STATED TASK:
Check every line below for the string "JSON", and copy the lines that contain it.

## begin LISTED RECORDS

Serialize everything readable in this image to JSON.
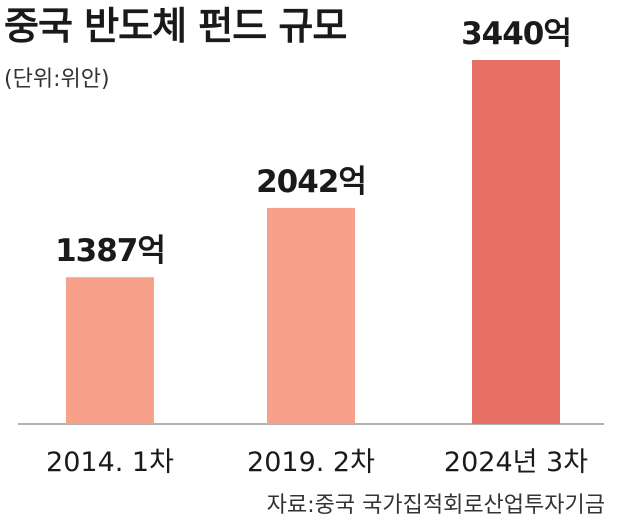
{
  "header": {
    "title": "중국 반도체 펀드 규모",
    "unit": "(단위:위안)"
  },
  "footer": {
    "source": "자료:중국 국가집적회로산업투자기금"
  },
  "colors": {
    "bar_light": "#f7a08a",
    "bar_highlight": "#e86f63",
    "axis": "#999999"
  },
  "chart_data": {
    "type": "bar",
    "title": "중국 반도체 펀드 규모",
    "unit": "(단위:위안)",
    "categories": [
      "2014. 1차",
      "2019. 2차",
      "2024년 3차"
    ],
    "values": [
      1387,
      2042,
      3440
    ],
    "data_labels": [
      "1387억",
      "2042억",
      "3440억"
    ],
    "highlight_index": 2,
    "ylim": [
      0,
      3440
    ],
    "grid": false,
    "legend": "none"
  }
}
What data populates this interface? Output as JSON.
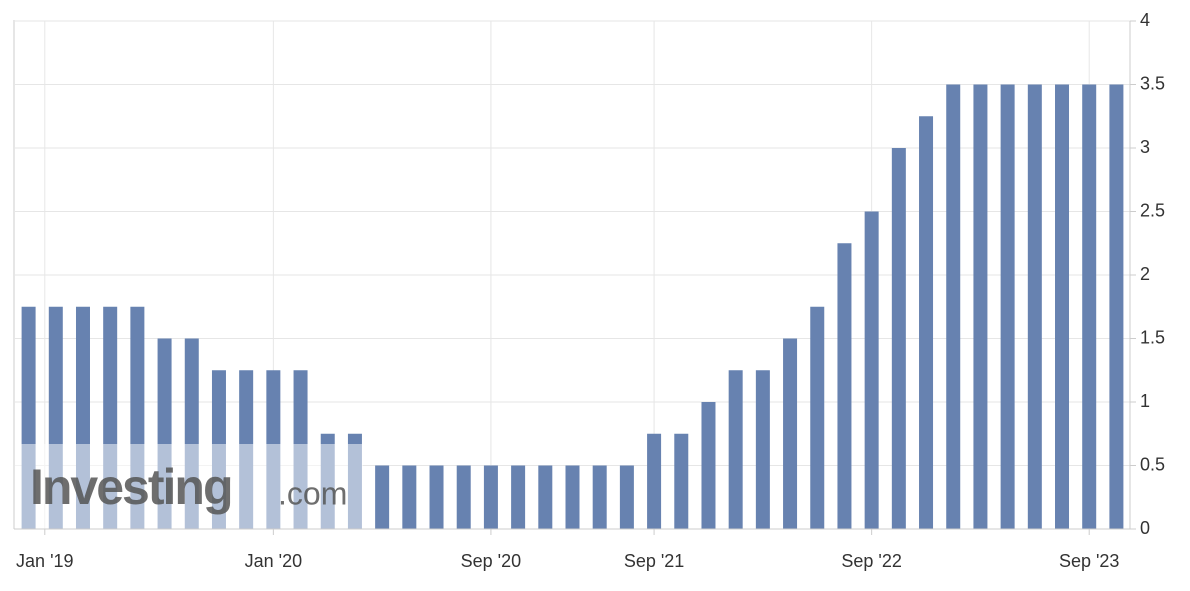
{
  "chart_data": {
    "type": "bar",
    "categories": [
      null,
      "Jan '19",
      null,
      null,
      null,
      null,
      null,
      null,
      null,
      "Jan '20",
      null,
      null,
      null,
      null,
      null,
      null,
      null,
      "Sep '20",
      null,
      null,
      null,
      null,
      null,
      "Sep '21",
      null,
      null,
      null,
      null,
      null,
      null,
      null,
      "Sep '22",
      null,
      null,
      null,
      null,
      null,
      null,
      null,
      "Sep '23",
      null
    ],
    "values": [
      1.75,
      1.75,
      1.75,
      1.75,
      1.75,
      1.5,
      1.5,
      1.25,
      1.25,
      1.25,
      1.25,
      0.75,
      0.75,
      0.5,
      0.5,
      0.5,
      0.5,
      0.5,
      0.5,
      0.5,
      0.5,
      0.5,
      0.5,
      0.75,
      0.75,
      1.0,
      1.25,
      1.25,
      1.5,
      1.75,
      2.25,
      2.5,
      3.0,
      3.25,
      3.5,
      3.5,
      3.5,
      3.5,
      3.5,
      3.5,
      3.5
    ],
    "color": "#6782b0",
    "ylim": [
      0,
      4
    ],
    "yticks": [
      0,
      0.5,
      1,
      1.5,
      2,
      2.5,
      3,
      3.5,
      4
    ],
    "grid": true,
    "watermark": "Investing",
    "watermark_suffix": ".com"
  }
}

## end LISTED RECORDS

OUTPUT FOR THIS EXERCISE:
Serialize everything readable in this image to JSON.
What data populates this interface? Output as JSON.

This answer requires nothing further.